"""
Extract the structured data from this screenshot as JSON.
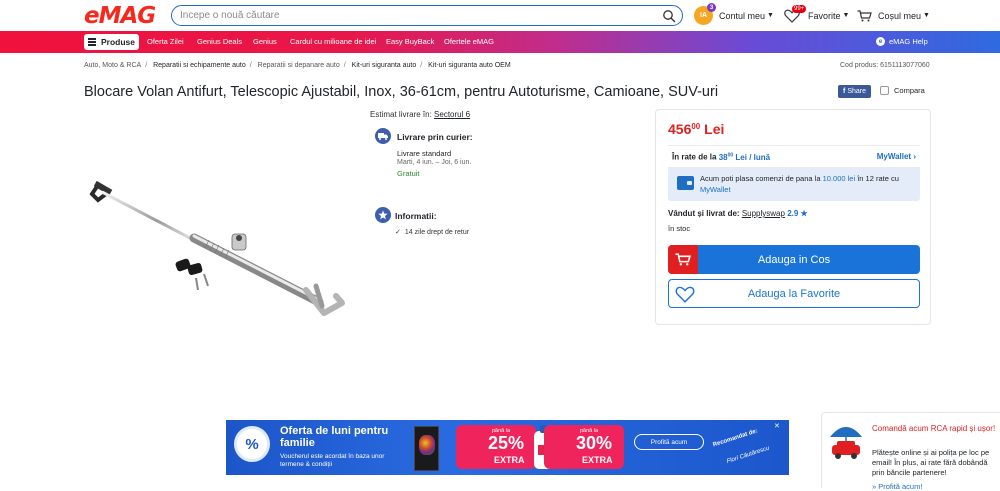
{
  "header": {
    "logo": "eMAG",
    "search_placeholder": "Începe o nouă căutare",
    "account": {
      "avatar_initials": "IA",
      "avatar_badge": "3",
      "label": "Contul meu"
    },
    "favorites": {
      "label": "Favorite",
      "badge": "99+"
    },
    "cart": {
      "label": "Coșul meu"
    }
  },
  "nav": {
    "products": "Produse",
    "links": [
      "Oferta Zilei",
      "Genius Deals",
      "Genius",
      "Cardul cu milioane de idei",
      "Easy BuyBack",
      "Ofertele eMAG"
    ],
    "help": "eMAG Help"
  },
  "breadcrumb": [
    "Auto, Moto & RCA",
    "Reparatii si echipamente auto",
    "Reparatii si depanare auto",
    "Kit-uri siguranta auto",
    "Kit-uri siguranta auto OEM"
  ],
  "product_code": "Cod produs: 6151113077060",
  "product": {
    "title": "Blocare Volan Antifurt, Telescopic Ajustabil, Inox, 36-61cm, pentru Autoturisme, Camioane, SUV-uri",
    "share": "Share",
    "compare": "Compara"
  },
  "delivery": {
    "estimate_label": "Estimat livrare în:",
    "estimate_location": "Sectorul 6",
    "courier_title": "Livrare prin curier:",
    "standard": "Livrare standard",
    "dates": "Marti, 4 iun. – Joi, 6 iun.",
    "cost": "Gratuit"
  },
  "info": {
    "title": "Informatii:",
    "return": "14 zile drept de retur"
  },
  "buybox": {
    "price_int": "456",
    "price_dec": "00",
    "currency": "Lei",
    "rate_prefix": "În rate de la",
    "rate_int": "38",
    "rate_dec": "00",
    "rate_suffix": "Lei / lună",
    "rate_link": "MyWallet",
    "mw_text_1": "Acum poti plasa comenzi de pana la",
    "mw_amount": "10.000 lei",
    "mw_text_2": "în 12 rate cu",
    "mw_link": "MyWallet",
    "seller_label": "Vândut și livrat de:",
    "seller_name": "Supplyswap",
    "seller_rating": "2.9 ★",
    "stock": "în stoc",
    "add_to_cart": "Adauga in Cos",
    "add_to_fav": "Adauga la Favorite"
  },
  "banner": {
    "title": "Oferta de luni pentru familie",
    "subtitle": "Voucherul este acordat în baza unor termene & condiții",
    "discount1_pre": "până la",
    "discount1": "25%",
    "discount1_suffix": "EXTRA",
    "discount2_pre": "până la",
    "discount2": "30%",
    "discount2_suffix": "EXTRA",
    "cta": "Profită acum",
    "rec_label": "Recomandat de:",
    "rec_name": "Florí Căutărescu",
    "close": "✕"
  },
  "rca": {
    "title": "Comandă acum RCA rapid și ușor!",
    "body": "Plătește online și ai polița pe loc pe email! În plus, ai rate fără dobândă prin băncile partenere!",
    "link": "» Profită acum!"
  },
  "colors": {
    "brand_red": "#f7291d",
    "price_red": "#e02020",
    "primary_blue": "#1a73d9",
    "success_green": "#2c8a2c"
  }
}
"""
"""
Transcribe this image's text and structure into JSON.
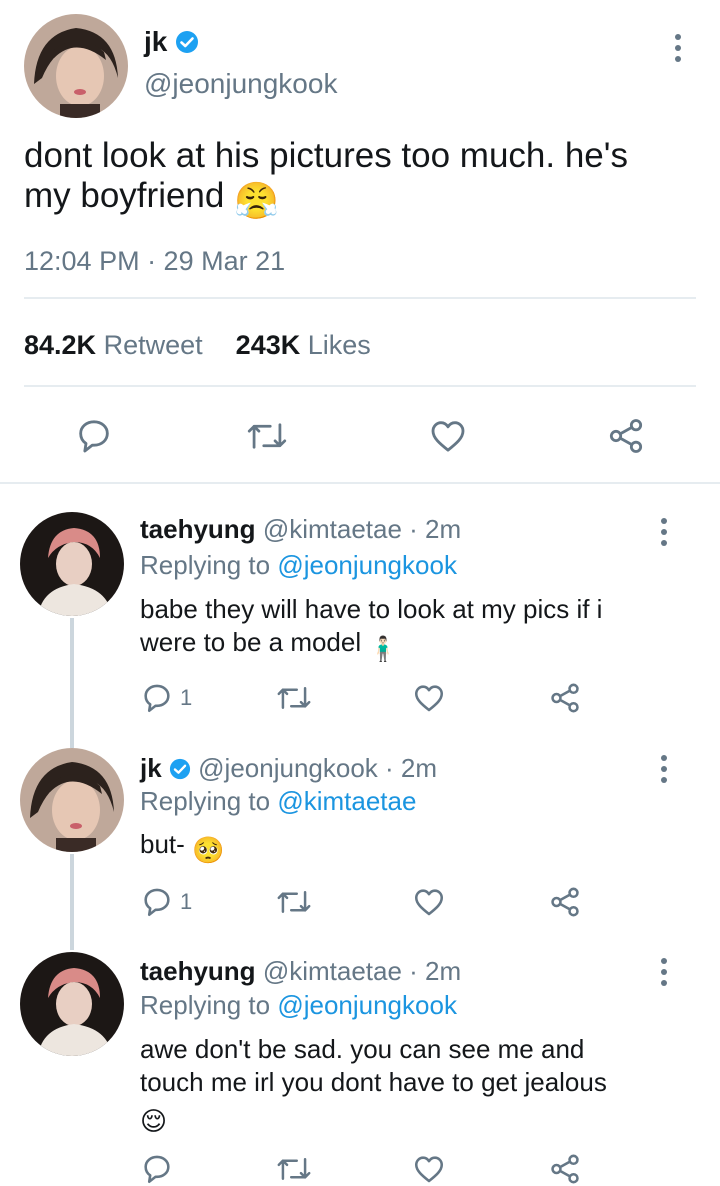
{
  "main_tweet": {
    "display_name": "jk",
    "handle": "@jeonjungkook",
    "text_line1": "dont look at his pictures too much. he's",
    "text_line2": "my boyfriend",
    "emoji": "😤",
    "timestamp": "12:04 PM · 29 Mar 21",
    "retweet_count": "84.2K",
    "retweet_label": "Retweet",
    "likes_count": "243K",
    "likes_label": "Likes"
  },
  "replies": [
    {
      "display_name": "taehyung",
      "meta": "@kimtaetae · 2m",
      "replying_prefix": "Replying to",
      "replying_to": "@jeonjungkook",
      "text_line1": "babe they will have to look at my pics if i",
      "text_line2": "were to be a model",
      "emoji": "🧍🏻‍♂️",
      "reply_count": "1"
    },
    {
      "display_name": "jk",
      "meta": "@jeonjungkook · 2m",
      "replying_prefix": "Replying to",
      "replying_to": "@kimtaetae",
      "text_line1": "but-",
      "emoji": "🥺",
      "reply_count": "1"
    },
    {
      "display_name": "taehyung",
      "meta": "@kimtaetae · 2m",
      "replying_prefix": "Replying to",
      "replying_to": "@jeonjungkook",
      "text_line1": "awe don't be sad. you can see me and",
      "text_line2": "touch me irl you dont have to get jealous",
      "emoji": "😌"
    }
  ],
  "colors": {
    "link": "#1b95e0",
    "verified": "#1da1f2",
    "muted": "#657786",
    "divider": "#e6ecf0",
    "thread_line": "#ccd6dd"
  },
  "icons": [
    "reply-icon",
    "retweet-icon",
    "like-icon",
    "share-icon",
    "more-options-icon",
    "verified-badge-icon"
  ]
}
"""
→ Challenge
Pull out all lines from the entries above in which the word "this" appears.

→ Exercise solution
Extract the structured data from this screenshot as JSON.
Transcribe this image's text and structure into JSON.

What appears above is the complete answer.